* Start Extracted data *
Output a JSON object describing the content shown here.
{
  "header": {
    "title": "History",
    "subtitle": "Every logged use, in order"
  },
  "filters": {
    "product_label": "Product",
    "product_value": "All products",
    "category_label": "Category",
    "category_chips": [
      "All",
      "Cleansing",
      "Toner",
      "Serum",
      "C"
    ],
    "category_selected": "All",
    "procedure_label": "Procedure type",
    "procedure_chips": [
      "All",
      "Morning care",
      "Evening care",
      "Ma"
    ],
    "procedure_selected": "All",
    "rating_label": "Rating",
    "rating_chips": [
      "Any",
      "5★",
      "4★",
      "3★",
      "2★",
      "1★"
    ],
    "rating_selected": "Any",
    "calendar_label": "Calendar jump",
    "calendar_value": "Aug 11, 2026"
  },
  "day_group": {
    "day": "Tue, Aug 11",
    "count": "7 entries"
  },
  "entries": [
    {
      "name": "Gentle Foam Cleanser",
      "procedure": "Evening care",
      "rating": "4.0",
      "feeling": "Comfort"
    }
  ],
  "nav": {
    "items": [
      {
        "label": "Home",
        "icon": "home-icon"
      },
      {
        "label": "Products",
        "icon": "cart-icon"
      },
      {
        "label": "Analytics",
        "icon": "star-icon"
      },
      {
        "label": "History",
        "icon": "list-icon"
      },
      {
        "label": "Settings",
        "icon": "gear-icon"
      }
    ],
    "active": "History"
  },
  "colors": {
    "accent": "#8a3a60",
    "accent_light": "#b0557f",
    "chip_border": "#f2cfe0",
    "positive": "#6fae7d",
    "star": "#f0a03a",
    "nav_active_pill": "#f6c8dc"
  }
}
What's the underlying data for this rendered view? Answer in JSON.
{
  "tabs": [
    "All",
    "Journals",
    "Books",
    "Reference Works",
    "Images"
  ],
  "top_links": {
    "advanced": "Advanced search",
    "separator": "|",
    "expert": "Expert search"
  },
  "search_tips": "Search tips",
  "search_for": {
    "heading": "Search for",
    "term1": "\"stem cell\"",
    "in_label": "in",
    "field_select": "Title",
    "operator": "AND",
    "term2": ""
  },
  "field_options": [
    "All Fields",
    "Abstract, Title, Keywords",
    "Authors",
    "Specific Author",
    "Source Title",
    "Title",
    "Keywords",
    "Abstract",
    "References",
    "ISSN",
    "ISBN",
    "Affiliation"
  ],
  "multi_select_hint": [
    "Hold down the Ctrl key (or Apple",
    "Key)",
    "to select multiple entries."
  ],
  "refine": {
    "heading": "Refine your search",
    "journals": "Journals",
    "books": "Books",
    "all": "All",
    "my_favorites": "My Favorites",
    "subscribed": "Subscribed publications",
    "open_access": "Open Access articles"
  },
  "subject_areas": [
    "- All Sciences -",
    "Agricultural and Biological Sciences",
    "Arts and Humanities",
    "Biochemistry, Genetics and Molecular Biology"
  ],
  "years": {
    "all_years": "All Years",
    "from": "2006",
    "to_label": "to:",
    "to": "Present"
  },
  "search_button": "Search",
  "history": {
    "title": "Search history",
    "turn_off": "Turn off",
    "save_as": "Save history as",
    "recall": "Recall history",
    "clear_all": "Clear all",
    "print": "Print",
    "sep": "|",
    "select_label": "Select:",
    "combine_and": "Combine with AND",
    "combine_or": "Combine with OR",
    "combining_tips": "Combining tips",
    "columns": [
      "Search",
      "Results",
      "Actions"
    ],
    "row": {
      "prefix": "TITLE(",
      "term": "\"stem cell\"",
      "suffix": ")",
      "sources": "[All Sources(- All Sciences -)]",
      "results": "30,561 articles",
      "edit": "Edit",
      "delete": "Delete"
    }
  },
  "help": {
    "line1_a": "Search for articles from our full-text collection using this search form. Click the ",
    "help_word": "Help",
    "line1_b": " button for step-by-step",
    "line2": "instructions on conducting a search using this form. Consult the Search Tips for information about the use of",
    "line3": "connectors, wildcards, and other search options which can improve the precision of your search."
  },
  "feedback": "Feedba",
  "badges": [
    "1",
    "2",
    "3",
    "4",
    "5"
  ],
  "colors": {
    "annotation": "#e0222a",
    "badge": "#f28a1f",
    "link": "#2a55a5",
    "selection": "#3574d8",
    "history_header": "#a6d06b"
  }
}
* End Extracted data *
* _Task requirements_
Return the whole listing exactly, with every line included.

* _Exercise output_
Output a JSON object describing the content shown here.
{
  "header": {
    "title": "History",
    "subtitle": "Every logged use, in order"
  },
  "filters": {
    "product_label": "Product",
    "product_value": "All products",
    "category_label": "Category",
    "category_chips": [
      "All",
      "Cleansing",
      "Toner",
      "Serum",
      "C"
    ],
    "category_selected": "All",
    "procedure_label": "Procedure type",
    "procedure_chips": [
      "All",
      "Morning care",
      "Evening care",
      "Ma"
    ],
    "procedure_selected": "All",
    "rating_label": "Rating",
    "rating_chips": [
      "Any",
      "5★",
      "4★",
      "3★",
      "2★",
      "1★"
    ],
    "rating_selected": "Any",
    "calendar_label": "Calendar jump",
    "calendar_value": "Aug 11, 2026"
  },
  "day_group": {
    "day": "Tue, Aug 11",
    "count": "7 entries"
  },
  "entries": [
    {
      "name": "Gentle Foam Cleanser",
      "procedure": "Evening care",
      "rating": "4.0",
      "feeling": "Comfort"
    }
  ],
  "nav": {
    "items": [
      {
        "label": "Home",
        "icon": "home-icon"
      },
      {
        "label": "Products",
        "icon": "cart-icon"
      },
      {
        "label": "Analytics",
        "icon": "star-icon"
      },
      {
        "label": "History",
        "icon": "list-icon"
      },
      {
        "label": "Settings",
        "icon": "gear-icon"
      }
    ],
    "active": "History"
  },
  "colors": {
    "accent": "#8a3a60",
    "accent_light": "#b0557f",
    "chip_border": "#f2cfe0",
    "positive": "#6fae7d",
    "star": "#f0a03a",
    "nav_active_pill": "#f6c8dc"
  }
}
What's the underlying data for this rendered view? Answer in JSON.
{
  "tabs": [
    "All",
    "Journals",
    "Books",
    "Reference Works",
    "Images"
  ],
  "top_links": {
    "advanced": "Advanced search",
    "separator": "|",
    "expert": "Expert search"
  },
  "search_tips": "Search tips",
  "search_for": {
    "heading": "Search for",
    "term1": "\"stem cell\"",
    "in_label": "in",
    "field_select": "Title",
    "operator": "AND",
    "term2": ""
  },
  "field_options": [
    "All Fields",
    "Abstract, Title, Keywords",
    "Authors",
    "Specific Author",
    "Source Title",
    "Title",
    "Keywords",
    "Abstract",
    "References",
    "ISSN",
    "ISBN",
    "Affiliation"
  ],
  "multi_select_hint": [
    "Hold down the Ctrl key (or Apple",
    "Key)",
    "to select multiple entries."
  ],
  "refine": {
    "heading": "Refine your search",
    "journals": "Journals",
    "books": "Books",
    "all": "All",
    "my_favorites": "My Favorites",
    "subscribed": "Subscribed publications",
    "open_access": "Open Access articles"
  },
  "subject_areas": [
    "- All Sciences -",
    "Agricultural and Biological Sciences",
    "Arts and Humanities",
    "Biochemistry, Genetics and Molecular Biology"
  ],
  "years": {
    "all_years": "All Years",
    "from": "2006",
    "to_label": "to:",
    "to": "Present"
  },
  "search_button": "Search",
  "history": {
    "title": "Search history",
    "turn_off": "Turn off",
    "save_as": "Save history as",
    "recall": "Recall history",
    "clear_all": "Clear all",
    "print": "Print",
    "sep": "|",
    "select_label": "Select:",
    "combine_and": "Combine with AND",
    "combine_or": "Combine with OR",
    "combining_tips": "Combining tips",
    "columns": [
      "Search",
      "Results",
      "Actions"
    ],
    "row": {
      "prefix": "TITLE(",
      "term": "\"stem cell\"",
      "suffix": ")",
      "sources": "[All Sources(- All Sciences -)]",
      "results": "30,561 articles",
      "edit": "Edit",
      "delete": "Delete"
    }
  },
  "help": {
    "line1_a": "Search for articles from our full-text collection using this search form. Click the ",
    "help_word": "Help",
    "line1_b": " button for step-by-step",
    "line2": "instructions on conducting a search using this form. Consult the Search Tips for information about the use of",
    "line3": "connectors, wildcards, and other search options which can improve the precision of your search."
  },
  "feedback": "Feedba",
  "badges": [
    "1",
    "2",
    "3",
    "4",
    "5"
  ],
  "colors": {
    "annotation": "#e0222a",
    "badge": "#f28a1f",
    "link": "#2a55a5",
    "selection": "#3574d8",
    "history_header": "#a6d06b"
  }
}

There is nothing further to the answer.